## Items listed in a dataset

BEGIN

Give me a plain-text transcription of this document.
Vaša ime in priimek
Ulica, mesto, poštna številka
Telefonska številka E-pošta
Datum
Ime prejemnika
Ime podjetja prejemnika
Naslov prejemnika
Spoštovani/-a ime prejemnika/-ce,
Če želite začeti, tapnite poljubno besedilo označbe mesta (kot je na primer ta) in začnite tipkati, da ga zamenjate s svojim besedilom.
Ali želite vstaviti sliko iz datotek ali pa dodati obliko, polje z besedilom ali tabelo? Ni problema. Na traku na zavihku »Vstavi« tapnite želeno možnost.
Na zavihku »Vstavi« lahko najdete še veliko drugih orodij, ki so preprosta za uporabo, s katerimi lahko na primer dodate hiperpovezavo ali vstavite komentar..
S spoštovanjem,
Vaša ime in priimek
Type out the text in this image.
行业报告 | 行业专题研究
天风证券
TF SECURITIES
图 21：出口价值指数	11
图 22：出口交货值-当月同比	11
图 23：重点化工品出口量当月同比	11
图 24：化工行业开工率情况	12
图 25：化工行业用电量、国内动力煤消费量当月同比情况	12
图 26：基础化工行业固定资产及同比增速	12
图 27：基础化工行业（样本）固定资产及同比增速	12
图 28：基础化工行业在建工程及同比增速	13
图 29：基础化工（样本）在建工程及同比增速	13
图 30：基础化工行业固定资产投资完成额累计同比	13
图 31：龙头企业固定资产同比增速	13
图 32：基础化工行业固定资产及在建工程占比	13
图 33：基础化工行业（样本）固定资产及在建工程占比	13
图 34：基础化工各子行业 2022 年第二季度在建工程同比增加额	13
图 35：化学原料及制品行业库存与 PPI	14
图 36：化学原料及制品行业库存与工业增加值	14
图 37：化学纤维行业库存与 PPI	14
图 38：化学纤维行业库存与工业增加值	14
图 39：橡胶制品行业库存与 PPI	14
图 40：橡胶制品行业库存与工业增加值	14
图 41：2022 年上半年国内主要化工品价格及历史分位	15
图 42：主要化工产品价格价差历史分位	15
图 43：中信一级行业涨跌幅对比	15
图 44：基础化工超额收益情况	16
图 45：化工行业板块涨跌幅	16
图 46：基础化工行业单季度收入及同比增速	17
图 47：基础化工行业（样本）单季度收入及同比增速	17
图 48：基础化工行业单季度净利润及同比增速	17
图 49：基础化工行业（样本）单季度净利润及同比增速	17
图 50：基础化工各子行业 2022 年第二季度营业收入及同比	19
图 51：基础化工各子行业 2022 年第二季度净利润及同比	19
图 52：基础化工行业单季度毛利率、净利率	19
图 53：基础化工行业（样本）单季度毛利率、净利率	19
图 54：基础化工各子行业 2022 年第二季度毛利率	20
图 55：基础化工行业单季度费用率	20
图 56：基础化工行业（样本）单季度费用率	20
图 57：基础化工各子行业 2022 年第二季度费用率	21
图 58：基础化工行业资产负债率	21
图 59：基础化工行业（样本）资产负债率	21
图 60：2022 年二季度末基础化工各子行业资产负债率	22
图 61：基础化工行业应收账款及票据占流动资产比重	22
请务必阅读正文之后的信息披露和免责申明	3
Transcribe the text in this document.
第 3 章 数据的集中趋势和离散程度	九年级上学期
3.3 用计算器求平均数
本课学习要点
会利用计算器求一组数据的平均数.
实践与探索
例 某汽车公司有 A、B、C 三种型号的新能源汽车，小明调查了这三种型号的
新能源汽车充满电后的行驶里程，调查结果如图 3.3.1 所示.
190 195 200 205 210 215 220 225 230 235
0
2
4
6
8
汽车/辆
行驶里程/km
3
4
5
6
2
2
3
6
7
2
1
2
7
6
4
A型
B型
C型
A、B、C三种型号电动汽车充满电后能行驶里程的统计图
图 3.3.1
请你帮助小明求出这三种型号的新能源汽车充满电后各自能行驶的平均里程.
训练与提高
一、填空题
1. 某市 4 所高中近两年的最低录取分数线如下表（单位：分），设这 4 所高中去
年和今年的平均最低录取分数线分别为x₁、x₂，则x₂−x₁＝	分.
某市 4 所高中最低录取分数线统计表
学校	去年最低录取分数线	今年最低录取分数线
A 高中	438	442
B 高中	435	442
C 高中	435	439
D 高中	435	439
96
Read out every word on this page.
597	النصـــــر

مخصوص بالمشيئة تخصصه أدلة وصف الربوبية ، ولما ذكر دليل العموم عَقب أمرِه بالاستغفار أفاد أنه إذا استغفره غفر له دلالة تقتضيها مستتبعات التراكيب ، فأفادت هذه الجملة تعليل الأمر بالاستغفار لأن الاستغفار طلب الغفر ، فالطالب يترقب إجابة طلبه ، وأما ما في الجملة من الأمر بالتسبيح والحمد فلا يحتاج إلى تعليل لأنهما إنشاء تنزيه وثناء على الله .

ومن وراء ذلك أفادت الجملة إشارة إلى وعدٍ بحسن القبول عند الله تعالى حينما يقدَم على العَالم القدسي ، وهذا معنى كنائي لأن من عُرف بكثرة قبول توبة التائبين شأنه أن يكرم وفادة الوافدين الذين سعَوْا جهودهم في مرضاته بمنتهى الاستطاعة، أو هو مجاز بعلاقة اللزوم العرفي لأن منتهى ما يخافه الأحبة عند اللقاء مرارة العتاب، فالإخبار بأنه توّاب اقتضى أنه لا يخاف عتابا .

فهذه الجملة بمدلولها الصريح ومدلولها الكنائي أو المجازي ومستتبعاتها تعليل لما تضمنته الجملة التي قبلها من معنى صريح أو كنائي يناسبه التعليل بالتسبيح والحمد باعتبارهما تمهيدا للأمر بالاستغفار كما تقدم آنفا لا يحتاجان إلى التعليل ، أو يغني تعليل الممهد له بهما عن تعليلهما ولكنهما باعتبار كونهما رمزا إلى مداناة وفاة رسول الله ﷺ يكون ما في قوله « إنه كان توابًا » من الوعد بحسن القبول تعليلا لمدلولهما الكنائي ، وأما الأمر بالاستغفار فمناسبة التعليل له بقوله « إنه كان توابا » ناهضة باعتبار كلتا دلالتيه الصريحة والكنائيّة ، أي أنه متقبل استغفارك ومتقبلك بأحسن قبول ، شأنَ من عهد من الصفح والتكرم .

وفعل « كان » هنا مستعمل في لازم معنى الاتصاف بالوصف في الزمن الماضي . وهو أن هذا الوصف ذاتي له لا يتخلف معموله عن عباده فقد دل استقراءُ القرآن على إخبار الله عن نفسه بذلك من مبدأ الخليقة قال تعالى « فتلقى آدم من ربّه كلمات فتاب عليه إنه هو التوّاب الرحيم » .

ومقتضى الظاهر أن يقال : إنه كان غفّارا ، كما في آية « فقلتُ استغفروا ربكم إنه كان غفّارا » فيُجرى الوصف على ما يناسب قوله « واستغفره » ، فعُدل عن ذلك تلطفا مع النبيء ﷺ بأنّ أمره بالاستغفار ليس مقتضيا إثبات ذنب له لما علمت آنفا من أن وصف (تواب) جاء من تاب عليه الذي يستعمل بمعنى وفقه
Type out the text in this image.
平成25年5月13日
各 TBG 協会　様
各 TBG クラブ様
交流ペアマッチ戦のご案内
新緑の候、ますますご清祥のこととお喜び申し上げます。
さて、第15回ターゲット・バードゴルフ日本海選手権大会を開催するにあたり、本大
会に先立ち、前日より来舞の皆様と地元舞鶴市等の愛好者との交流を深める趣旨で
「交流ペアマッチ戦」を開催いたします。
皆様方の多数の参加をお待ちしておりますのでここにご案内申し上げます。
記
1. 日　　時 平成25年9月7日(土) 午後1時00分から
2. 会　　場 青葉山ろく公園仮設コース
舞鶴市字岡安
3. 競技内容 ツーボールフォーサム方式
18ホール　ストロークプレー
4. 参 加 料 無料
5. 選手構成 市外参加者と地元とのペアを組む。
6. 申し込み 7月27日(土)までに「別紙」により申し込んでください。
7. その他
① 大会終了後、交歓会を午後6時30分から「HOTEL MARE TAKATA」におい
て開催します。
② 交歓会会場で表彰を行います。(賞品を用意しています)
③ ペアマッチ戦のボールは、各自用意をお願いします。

END

## Written problem
From the data above, copy out every line with the string "prejemnika" in it.

## Written reply
Ime prejemnika
Ime podjetja prejemnika
Naslov prejemnika
Spoštovani/-a ime prejemnika/-ce,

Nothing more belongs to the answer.